[Stored records]
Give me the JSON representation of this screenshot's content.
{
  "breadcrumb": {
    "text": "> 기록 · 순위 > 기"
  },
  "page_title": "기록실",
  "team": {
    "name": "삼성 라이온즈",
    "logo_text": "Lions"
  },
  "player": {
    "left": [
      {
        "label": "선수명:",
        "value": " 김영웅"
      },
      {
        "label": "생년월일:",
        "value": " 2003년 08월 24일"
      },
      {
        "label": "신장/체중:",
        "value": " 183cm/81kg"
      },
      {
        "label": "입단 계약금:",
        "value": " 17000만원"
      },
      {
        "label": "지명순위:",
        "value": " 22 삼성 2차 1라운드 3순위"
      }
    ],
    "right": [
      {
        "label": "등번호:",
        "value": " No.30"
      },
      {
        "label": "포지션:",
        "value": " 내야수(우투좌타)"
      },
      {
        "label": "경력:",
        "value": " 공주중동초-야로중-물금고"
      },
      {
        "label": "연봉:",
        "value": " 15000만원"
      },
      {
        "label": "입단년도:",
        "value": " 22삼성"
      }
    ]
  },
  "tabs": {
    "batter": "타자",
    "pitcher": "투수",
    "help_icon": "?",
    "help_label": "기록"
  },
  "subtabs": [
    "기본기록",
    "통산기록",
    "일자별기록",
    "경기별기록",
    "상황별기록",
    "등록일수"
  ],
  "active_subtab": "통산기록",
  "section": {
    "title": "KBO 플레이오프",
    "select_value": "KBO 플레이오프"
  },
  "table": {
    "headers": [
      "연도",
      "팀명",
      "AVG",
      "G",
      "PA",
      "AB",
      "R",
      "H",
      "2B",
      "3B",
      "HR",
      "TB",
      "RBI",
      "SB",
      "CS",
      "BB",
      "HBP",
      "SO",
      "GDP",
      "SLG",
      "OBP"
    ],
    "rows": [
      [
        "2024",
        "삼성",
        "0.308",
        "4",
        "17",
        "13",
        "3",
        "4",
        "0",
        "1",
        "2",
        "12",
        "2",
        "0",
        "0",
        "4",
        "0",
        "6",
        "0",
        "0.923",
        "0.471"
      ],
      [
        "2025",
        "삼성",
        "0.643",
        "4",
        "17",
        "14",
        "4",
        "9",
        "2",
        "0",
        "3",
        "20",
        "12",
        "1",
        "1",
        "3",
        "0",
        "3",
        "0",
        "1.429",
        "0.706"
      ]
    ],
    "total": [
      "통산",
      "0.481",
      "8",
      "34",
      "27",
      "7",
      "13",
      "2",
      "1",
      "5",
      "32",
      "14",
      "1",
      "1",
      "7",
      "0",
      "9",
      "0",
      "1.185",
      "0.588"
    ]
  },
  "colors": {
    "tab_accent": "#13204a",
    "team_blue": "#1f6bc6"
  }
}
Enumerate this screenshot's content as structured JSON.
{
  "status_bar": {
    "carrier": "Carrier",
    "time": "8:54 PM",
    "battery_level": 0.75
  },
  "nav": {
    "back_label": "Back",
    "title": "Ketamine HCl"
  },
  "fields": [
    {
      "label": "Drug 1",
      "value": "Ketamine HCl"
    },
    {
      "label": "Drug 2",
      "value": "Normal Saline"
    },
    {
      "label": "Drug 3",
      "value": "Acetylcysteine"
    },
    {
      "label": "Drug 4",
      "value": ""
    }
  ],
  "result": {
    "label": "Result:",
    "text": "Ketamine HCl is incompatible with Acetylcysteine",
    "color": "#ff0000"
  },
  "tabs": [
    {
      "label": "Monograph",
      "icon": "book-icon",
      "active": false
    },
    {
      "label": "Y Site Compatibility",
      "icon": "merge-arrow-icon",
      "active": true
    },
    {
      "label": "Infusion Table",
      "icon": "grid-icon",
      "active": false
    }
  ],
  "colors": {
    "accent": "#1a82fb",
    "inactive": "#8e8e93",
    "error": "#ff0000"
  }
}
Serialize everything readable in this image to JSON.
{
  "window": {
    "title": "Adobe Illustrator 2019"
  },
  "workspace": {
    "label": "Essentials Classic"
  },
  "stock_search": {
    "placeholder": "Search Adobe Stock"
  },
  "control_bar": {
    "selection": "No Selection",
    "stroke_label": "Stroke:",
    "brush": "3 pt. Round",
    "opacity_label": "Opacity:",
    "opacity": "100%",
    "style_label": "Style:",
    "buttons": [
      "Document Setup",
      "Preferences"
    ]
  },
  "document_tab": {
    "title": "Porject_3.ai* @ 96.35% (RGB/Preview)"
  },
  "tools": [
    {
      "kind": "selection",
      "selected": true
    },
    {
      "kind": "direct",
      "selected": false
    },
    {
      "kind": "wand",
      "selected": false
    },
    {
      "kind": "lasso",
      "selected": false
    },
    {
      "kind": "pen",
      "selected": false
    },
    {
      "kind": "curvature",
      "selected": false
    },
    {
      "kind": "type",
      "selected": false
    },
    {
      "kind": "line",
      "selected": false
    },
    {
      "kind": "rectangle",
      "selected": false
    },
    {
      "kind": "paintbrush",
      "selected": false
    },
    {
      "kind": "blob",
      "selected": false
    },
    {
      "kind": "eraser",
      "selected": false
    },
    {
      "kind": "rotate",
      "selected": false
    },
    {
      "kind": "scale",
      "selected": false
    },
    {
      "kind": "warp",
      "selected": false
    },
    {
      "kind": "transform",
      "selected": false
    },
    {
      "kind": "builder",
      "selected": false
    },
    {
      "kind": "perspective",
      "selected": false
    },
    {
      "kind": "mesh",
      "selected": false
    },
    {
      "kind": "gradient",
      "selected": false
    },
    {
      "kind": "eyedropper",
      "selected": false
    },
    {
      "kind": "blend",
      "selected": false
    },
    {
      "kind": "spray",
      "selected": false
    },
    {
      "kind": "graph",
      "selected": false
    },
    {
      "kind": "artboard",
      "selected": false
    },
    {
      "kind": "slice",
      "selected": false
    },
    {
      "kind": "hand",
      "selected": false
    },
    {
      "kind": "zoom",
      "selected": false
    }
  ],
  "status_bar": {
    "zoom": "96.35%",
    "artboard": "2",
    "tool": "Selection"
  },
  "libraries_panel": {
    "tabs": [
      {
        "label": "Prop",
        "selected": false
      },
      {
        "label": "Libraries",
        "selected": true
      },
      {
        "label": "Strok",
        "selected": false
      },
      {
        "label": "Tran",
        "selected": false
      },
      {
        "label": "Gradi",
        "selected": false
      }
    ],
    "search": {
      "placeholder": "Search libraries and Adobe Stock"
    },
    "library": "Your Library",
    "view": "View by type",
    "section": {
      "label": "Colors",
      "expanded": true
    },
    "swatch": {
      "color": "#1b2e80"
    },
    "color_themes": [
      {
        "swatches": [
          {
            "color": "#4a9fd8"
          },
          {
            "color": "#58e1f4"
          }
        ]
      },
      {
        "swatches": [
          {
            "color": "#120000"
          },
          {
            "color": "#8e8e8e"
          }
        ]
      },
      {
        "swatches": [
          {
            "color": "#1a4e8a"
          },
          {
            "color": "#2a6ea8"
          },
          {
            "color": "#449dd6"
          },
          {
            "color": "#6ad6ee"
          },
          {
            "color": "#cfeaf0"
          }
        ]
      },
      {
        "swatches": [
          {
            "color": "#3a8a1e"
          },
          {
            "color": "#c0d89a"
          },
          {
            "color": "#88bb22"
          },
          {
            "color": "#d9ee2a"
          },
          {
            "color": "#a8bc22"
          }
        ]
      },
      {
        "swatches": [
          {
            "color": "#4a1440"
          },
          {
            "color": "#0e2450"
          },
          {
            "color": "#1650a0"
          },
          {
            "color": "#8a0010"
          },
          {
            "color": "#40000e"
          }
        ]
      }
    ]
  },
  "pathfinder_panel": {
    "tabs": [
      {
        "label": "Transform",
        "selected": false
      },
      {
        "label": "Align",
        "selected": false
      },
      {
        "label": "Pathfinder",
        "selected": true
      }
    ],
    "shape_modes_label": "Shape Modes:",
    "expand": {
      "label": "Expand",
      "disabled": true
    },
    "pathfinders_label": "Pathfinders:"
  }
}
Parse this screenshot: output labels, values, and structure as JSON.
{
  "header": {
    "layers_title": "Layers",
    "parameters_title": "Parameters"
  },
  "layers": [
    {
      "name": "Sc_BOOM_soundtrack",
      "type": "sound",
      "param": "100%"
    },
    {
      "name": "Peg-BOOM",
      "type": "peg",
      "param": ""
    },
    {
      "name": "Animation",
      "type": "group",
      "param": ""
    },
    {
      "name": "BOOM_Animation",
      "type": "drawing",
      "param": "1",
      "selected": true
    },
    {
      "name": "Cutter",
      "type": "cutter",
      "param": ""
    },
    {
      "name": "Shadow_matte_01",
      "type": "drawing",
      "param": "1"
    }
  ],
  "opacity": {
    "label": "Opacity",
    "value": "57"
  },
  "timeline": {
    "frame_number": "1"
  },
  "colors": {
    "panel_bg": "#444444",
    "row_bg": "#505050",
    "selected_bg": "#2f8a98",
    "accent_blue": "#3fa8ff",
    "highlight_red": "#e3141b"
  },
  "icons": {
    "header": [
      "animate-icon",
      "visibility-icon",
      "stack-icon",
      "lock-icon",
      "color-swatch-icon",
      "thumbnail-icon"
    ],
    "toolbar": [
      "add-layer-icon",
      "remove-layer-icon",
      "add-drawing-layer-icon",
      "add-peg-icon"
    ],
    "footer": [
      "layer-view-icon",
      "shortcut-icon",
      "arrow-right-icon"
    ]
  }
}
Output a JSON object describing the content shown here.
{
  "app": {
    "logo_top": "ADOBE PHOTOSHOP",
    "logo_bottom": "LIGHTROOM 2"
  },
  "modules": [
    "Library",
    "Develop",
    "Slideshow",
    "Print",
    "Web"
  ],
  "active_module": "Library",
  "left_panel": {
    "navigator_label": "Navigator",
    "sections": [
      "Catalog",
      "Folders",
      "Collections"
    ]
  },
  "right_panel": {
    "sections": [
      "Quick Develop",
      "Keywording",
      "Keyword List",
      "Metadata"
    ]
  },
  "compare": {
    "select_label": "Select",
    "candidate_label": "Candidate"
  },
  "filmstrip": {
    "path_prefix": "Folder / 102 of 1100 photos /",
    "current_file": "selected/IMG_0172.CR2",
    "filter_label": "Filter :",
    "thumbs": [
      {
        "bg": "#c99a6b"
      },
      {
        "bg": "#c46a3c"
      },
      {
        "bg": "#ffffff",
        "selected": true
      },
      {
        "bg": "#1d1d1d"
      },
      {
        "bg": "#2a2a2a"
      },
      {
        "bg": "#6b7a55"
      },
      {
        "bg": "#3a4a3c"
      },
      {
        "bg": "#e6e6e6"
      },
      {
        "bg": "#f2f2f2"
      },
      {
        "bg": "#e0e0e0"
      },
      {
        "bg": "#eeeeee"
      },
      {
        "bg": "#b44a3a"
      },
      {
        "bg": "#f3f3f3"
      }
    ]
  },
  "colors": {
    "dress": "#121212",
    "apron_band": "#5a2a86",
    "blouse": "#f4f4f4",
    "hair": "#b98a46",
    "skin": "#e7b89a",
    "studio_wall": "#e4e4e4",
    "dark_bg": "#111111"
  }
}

Problem to work on: Gather every line containing the word "screenshot" and copy it.

Result of the task:
Give me the JSON representation of this screenshot's content.
Enumerate this screenshot's content as structured JSON.
Parse this screenshot: output labels, values, and structure as JSON.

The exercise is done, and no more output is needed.